MATERIAL SHOWN>
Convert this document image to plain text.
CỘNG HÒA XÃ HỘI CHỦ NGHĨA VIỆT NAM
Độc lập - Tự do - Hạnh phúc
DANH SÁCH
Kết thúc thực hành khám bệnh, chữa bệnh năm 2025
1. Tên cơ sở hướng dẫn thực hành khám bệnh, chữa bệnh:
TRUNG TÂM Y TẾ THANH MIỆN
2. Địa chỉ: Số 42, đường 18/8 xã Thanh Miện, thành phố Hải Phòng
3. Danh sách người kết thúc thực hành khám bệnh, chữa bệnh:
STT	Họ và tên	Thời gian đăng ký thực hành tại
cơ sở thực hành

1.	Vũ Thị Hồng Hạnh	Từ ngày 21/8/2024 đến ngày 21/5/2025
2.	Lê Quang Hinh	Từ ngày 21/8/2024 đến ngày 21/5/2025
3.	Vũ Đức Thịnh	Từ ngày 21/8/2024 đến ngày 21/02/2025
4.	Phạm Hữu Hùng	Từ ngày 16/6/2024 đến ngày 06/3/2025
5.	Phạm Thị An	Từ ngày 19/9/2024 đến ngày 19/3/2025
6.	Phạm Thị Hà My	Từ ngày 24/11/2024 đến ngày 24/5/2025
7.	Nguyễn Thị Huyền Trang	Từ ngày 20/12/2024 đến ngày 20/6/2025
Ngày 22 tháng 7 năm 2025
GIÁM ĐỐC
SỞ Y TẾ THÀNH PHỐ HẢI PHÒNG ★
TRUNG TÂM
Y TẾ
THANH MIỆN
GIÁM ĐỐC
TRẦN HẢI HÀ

INSTRUCTION>
Print out every entry, keeping each one exact.

SOLVED EXERCISE>
Convert this document image to plain text.
CỘNG HÒA XÃ HỘI CHỦ NGHĨA VIỆT NAM
Độc lập - Tự do - Hạnh phúc
DANH SÁCH
Kết thúc thực hành khám bệnh, chữa bệnh năm 2025
1. Tên cơ sở hướng dẫn thực hành khám bệnh, chữa bệnh:
TRUNG TÂM Y TẾ THANH MIỆN
2. Địa chỉ: Số 42, đường 18/8 xã Thanh Miện, thành phố Hải Phòng
3. Danh sách người kết thúc thực hành khám bệnh, chữa bệnh:
STT	Họ và tên	Thời gian đăng ký thực hành tại
cơ sở thực hành

1.	Vũ Thị Hồng Hạnh	Từ ngày 21/8/2024 đến ngày 21/5/2025
2.	Lê Quang Hinh	Từ ngày 21/8/2024 đến ngày 21/5/2025
3.	Vũ Đức Thịnh	Từ ngày 21/8/2024 đến ngày 21/02/2025
4.	Phạm Hữu Hùng	Từ ngày 16/6/2024 đến ngày 06/3/2025
5.	Phạm Thị An	Từ ngày 19/9/2024 đến ngày 19/3/2025
6.	Phạm Thị Hà My	Từ ngày 24/11/2024 đến ngày 24/5/2025
7.	Nguyễn Thị Huyền Trang	Từ ngày 20/12/2024 đến ngày 20/6/2025
Ngày 22 tháng 7 năm 2025
GIÁM ĐỐC
SỞ Y TẾ THÀNH PHỐ HẢI PHÒNG ★
TRUNG TÂM
Y TẾ
THANH MIỆN
GIÁM ĐỐC
TRẦN HẢI HÀ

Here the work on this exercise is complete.